◆ Prompt ◆
Search the material for the string "esprit", then return every line where it is found.

□ □ □

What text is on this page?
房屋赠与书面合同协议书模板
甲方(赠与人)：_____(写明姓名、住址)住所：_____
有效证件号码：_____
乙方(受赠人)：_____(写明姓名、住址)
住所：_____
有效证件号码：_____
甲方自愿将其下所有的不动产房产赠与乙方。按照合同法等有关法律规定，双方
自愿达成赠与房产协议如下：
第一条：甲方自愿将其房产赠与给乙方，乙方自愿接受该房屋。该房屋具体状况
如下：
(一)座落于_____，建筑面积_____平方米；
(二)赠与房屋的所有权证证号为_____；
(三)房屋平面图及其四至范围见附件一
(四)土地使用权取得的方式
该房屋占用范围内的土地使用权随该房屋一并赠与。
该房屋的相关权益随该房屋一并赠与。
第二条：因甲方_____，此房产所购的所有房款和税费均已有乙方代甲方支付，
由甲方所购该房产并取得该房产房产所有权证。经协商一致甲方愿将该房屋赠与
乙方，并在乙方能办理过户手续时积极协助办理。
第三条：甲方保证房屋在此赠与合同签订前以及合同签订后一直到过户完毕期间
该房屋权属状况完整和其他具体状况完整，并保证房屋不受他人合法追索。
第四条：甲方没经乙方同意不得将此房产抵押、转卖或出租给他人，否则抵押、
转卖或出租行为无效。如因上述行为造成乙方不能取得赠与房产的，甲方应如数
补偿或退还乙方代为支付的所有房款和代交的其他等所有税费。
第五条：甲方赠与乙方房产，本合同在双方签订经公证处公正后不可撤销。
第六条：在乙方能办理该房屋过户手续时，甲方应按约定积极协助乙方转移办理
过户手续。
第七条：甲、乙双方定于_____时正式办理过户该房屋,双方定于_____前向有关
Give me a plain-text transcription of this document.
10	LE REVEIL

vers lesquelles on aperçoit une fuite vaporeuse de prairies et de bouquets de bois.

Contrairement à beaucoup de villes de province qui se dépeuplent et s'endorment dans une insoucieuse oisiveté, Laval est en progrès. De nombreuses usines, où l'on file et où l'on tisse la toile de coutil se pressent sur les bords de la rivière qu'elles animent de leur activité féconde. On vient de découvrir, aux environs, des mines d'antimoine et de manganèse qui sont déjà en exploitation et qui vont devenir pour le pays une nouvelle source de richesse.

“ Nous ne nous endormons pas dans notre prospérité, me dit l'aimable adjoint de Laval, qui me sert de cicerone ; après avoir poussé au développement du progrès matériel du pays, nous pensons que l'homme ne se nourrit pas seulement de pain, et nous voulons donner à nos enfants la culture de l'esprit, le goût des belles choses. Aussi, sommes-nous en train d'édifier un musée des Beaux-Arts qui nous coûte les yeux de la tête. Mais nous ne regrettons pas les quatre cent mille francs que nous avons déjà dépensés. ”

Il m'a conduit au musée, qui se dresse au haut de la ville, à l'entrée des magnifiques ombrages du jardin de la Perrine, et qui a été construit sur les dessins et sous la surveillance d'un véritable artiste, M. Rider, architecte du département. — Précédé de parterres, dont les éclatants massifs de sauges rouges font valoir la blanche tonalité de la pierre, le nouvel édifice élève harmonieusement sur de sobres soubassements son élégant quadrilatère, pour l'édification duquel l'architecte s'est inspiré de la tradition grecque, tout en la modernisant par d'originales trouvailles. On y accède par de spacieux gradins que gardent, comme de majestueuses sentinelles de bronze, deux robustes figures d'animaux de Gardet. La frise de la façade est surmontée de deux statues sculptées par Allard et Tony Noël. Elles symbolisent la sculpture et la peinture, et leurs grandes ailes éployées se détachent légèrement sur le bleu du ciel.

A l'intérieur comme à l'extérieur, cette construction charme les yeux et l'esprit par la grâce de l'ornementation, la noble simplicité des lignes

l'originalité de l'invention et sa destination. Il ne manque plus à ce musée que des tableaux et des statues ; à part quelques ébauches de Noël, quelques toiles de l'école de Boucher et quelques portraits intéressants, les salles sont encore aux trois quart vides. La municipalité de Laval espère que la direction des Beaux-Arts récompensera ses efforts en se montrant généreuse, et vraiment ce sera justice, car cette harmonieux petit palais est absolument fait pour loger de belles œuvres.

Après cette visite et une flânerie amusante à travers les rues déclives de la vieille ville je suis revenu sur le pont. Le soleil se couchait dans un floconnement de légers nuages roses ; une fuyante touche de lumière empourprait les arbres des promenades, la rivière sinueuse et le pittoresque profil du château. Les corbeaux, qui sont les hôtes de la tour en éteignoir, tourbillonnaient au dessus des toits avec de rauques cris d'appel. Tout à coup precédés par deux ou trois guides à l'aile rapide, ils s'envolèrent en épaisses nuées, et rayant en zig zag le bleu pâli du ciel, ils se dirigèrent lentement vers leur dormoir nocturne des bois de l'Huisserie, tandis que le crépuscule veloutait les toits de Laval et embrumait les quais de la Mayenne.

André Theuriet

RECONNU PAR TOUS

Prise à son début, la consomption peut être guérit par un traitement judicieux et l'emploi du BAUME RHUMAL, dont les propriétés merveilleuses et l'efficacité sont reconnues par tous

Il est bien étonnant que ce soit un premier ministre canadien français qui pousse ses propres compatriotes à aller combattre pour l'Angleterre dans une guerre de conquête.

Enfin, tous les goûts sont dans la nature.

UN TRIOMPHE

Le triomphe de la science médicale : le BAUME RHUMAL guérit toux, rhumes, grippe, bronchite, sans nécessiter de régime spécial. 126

□ □ □

◆ Solution for this exercise ◆
“ Nous ne nous endormons pas dans notre prospérité, me dit l'aimable adjoint de Laval, qui me sert de cicerone ; après avoir poussé au développement du progrès matériel du pays, nous pensons que l'homme ne se nourrit pas seulement de pain, et nous voulons donner à nos enfants la culture de l'esprit, le goût des belles choses. Aussi, sommes-nous en train d'édifier un musée des Beaux-Arts qui nous coûte les yeux de la tête. Mais nous ne regrettons pas les quatre cent mille francs que nous avons déjà dépensés. ”
A l'intérieur comme à l'extérieur, cette construction charme les yeux et l'esprit par la grâce de l'ornementation, la noble simplicité des lignes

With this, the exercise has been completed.